>>>>
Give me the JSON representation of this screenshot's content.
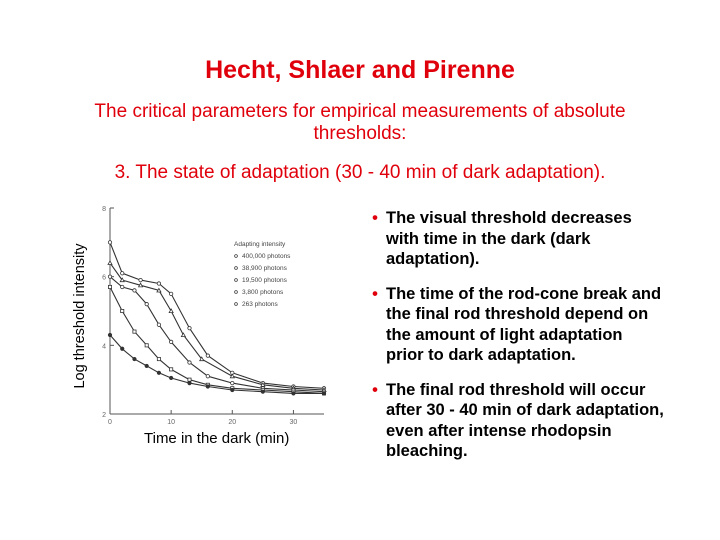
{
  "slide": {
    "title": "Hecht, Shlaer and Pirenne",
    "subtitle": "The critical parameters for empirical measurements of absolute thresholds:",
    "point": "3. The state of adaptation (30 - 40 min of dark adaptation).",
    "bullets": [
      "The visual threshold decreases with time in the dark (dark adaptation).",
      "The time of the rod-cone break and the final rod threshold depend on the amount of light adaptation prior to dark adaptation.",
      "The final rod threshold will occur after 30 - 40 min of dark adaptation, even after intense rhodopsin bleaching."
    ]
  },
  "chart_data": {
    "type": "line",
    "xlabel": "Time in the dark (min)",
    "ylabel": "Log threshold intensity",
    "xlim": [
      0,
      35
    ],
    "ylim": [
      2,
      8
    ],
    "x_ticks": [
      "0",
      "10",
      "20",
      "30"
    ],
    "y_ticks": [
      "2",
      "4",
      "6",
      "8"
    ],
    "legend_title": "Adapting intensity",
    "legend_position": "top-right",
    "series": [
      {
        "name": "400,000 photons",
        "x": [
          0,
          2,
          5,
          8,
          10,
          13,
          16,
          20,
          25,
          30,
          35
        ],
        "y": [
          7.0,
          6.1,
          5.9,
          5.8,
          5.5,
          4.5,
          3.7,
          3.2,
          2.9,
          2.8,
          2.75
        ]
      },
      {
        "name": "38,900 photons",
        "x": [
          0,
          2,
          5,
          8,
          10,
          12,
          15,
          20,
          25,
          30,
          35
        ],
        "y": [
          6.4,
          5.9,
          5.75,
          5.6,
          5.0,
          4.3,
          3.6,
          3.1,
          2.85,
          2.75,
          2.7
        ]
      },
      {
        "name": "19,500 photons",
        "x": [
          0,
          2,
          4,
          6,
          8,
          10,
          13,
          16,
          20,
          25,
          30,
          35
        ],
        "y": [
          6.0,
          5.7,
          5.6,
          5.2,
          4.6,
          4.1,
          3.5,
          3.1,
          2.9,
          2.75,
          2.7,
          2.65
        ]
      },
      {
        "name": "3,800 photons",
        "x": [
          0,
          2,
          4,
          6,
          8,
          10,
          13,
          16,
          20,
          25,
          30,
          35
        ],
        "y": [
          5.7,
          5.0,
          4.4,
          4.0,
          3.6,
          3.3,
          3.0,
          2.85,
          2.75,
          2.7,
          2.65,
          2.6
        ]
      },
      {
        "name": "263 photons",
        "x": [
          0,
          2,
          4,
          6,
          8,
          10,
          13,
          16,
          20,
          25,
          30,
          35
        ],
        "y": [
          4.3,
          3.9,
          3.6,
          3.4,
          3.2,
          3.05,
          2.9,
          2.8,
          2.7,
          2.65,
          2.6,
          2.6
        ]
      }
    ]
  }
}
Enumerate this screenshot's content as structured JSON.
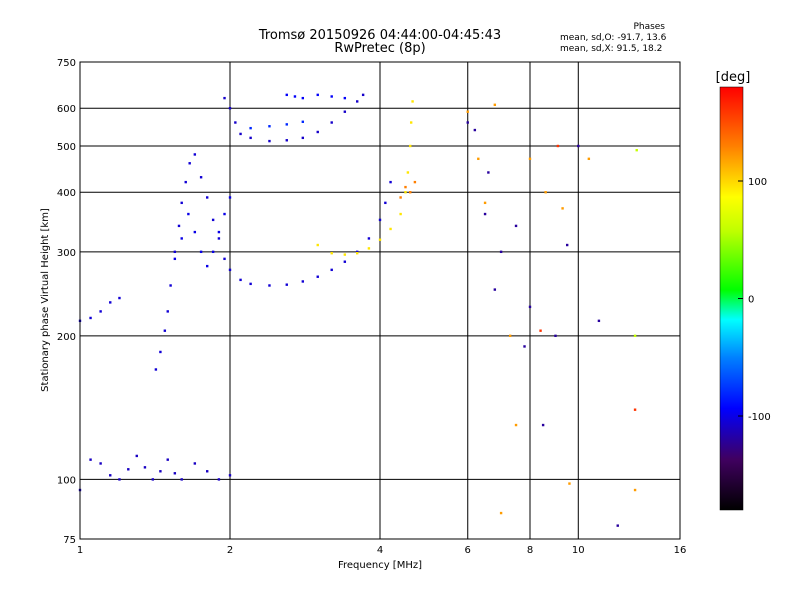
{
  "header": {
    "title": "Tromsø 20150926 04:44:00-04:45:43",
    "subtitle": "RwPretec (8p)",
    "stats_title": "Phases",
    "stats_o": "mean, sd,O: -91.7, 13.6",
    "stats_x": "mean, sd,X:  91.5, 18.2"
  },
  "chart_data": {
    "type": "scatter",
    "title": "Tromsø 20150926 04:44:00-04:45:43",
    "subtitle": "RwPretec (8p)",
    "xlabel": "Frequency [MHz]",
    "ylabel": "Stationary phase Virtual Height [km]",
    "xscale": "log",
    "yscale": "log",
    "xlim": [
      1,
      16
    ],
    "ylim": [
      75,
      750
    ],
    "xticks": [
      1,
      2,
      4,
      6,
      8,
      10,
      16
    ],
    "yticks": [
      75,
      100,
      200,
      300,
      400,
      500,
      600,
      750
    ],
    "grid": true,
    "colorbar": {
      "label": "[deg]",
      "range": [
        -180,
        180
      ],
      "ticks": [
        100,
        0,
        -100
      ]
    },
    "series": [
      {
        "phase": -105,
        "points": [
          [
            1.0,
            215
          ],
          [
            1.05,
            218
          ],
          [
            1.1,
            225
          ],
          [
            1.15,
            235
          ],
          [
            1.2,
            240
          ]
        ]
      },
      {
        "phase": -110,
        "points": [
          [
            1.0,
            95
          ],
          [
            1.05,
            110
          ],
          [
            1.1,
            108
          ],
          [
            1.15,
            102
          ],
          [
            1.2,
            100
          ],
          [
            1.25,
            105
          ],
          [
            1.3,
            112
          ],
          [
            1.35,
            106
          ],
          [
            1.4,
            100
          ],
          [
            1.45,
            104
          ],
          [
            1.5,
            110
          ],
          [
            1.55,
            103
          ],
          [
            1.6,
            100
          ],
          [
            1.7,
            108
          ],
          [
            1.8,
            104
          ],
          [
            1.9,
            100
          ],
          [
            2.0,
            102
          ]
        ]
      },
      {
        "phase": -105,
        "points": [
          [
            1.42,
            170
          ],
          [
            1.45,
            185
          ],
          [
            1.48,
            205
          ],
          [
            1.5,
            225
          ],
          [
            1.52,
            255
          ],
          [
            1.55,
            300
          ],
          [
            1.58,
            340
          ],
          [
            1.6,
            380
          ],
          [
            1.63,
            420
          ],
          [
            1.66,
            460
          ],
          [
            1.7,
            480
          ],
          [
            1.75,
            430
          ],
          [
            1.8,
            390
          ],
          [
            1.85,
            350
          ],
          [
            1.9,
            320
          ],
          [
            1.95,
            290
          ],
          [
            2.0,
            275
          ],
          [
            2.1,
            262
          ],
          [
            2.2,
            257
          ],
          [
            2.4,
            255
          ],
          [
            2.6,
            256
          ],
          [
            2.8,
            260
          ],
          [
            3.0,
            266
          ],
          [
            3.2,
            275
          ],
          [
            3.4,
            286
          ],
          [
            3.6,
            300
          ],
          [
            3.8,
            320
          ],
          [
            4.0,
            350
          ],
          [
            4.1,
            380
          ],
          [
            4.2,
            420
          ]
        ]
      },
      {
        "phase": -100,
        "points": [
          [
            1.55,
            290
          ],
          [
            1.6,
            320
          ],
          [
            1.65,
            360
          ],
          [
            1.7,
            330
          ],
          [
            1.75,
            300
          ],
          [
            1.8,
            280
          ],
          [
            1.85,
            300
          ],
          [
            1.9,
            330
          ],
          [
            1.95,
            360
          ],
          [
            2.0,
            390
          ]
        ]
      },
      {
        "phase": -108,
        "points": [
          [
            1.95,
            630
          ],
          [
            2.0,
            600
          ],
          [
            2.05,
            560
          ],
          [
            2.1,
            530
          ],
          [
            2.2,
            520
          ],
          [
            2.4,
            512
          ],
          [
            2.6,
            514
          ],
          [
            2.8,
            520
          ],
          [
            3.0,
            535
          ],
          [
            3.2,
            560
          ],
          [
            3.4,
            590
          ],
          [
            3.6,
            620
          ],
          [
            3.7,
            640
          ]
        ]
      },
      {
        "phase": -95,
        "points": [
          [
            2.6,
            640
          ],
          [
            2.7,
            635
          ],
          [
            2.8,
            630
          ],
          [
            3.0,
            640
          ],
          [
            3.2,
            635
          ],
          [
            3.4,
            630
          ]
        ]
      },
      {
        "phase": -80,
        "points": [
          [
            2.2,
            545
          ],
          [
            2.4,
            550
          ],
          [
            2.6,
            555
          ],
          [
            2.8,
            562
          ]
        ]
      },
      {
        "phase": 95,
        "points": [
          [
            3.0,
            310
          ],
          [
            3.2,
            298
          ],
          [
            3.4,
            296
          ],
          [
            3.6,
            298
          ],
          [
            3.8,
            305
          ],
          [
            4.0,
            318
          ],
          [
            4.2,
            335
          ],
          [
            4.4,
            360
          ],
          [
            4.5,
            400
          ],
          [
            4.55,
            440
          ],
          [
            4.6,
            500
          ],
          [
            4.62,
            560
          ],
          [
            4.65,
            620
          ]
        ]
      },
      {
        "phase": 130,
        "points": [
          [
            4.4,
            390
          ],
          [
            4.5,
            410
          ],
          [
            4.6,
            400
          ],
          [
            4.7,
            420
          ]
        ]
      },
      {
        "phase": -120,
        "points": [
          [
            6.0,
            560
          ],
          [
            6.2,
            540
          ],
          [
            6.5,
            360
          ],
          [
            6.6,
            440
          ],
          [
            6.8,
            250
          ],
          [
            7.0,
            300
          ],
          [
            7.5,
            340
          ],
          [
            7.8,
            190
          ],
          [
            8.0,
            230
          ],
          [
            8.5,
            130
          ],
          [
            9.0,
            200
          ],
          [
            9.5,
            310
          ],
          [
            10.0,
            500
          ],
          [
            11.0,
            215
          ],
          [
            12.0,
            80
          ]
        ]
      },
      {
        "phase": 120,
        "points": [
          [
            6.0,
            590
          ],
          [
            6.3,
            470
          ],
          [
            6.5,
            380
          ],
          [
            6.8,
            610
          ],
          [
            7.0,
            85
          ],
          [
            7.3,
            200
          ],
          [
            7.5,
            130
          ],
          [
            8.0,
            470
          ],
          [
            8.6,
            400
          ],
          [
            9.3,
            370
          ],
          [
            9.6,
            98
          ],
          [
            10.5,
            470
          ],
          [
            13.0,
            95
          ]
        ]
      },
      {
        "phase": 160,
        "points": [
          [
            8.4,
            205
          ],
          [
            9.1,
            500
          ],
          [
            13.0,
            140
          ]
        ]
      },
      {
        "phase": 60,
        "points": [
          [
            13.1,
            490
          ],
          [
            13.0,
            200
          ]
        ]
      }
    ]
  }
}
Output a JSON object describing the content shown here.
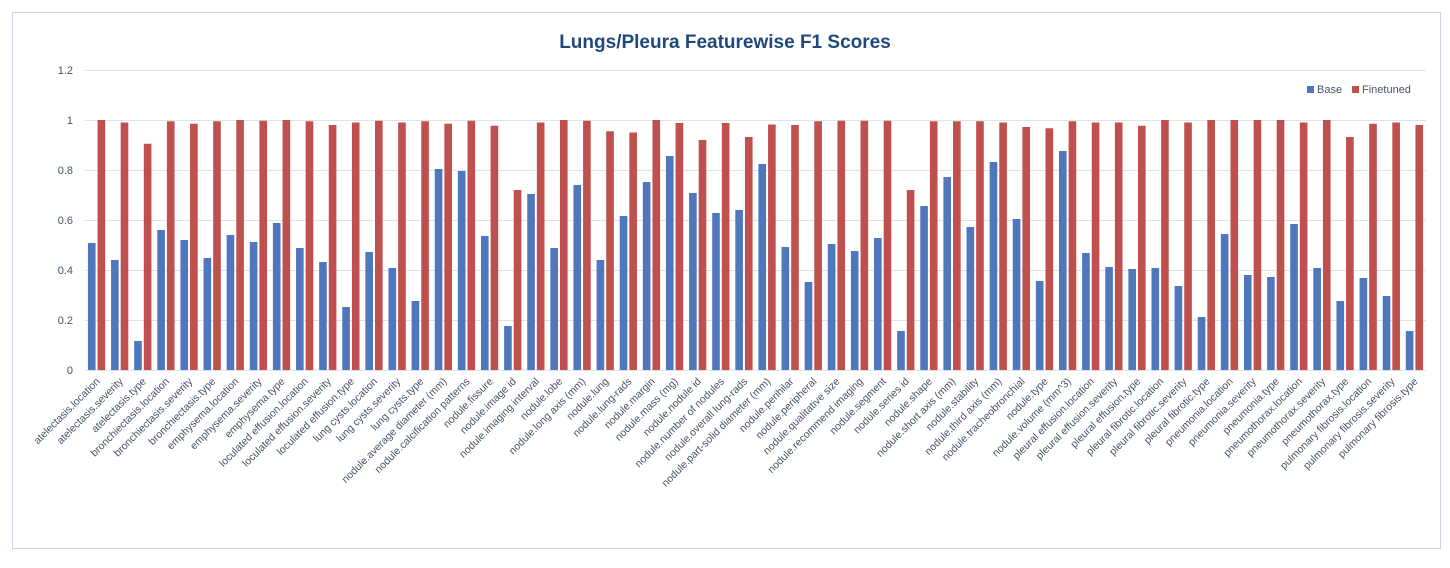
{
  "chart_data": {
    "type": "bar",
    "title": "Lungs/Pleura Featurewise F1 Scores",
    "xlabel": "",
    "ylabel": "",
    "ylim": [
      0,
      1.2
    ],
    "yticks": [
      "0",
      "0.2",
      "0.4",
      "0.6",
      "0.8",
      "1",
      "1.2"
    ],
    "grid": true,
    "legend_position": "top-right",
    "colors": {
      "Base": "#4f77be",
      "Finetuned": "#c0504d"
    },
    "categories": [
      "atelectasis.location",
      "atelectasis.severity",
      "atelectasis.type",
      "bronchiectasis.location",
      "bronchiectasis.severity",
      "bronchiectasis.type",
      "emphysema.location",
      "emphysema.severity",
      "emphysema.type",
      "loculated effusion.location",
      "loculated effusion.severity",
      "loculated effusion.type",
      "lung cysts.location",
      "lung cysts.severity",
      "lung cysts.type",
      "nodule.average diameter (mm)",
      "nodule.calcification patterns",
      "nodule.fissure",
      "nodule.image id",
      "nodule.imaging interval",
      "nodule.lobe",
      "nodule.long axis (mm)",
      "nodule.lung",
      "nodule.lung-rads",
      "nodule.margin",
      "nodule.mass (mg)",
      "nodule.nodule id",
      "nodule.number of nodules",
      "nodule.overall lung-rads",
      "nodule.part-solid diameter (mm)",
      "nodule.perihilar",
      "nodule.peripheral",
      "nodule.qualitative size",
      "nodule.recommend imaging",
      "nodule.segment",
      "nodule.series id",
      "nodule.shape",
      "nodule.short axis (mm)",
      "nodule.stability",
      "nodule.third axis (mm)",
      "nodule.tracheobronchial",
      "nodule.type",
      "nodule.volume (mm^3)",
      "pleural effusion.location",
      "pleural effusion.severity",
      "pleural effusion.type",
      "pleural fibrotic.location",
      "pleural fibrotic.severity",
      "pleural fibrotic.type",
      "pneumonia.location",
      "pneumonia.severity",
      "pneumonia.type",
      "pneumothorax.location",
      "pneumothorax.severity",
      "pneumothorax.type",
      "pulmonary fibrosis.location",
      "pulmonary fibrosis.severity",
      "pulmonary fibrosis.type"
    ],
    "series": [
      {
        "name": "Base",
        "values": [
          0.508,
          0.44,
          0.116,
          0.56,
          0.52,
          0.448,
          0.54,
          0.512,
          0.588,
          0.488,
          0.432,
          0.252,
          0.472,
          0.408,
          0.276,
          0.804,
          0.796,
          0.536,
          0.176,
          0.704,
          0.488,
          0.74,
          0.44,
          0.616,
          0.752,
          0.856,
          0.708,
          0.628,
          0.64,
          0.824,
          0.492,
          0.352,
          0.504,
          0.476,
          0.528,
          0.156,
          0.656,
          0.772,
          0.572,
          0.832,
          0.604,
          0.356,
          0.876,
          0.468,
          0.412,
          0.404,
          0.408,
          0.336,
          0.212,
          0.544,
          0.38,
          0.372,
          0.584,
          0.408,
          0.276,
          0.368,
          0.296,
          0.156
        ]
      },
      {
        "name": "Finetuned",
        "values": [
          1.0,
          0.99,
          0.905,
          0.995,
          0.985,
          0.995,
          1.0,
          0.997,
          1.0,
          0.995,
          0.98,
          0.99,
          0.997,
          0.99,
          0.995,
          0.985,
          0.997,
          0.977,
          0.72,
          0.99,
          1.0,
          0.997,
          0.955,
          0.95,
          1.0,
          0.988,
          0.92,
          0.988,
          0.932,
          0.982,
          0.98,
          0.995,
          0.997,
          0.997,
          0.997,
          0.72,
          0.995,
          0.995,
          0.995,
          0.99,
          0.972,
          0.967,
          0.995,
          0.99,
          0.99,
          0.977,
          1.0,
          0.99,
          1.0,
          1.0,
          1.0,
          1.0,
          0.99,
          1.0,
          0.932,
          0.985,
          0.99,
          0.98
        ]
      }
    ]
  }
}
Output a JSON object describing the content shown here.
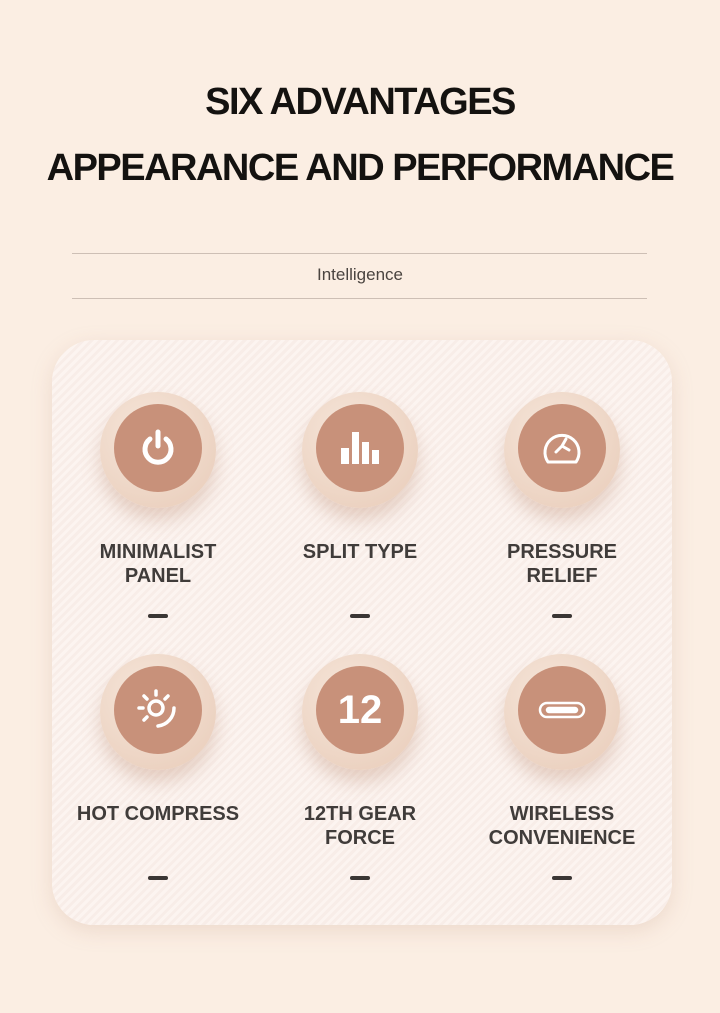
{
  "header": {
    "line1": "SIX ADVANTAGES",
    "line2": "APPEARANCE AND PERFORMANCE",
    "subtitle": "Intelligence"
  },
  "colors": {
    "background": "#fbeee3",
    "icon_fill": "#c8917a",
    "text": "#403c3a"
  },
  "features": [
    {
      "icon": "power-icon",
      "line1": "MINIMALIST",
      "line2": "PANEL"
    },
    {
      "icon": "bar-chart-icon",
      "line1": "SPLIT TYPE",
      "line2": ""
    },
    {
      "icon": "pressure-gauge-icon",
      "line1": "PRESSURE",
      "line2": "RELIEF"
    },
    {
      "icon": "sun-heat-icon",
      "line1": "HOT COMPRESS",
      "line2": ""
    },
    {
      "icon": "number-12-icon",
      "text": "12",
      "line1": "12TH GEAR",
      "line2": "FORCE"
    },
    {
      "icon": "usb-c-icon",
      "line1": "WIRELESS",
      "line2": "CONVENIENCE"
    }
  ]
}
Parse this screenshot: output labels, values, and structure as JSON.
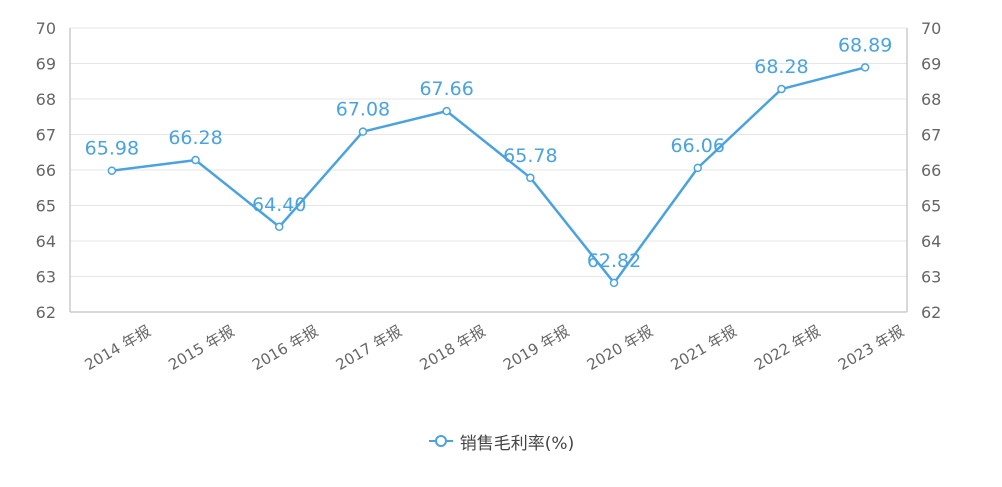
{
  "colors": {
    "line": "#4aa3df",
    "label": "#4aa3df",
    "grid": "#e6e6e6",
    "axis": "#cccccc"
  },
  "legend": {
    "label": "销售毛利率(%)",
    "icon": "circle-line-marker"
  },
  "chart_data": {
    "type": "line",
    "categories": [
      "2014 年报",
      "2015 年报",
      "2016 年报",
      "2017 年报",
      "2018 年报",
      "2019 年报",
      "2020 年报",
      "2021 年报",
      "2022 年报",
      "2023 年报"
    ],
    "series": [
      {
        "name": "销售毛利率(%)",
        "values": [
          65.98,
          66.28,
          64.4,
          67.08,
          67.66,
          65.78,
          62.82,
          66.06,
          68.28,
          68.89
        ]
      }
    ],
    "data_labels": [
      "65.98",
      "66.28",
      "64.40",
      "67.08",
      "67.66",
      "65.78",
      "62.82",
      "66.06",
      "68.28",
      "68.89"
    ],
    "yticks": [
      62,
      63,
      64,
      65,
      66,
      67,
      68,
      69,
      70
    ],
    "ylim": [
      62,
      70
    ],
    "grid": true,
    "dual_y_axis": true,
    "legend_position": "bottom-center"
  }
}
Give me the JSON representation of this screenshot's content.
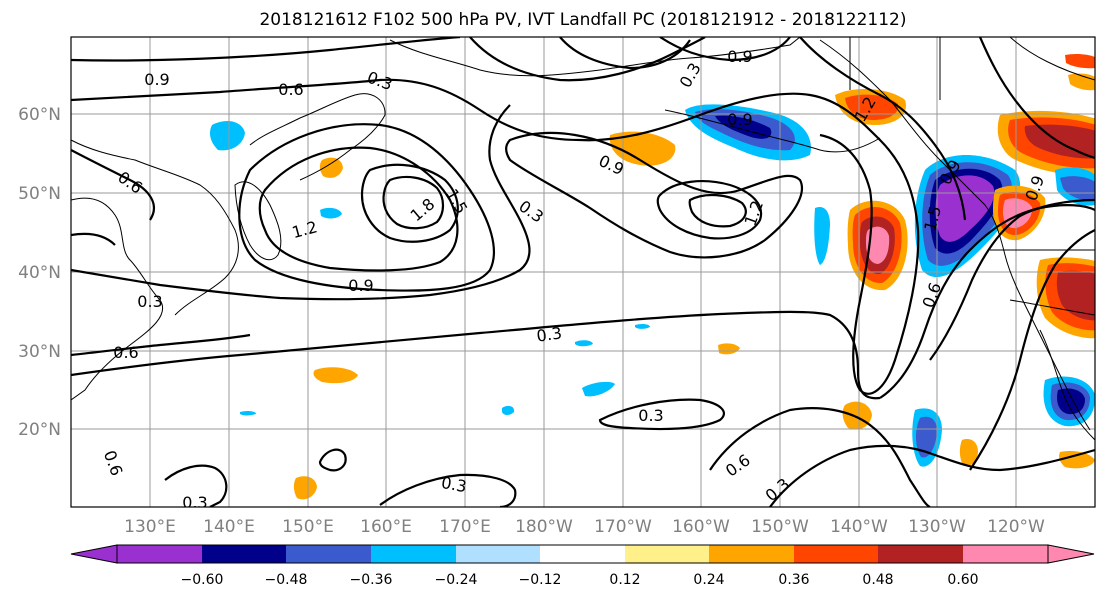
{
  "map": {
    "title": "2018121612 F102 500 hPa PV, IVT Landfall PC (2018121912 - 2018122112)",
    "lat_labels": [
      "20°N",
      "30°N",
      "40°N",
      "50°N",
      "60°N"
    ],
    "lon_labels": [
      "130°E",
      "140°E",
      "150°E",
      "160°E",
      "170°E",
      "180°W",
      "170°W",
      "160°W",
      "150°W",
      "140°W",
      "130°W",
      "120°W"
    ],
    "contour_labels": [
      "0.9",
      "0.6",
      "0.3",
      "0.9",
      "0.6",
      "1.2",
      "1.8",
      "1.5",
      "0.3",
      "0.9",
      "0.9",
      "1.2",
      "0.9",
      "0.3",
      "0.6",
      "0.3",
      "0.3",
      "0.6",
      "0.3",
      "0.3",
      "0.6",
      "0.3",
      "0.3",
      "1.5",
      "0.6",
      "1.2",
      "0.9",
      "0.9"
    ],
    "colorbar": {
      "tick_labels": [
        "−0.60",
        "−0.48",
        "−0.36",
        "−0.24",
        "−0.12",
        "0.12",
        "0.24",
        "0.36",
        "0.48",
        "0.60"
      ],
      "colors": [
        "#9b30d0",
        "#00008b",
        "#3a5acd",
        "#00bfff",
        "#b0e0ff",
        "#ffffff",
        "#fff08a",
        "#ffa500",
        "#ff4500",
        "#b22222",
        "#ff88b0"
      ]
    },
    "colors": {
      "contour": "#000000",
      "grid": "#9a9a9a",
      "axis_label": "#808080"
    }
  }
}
<<<<
EXERCISE OBJECTIVE – Using the material above, copy every line in which the string "name" occurs.

ANSWER FOR THIS EXERCISE –
        "name": "400,000 photons",
        "name": "38,900 photons",
        "name": "19,500 photons",
        "name": "3,800 photons",
        "name": "263 photons",
        "name": "Base",
        "name": "Finetuned",
        "name": "销售毛利率(%)",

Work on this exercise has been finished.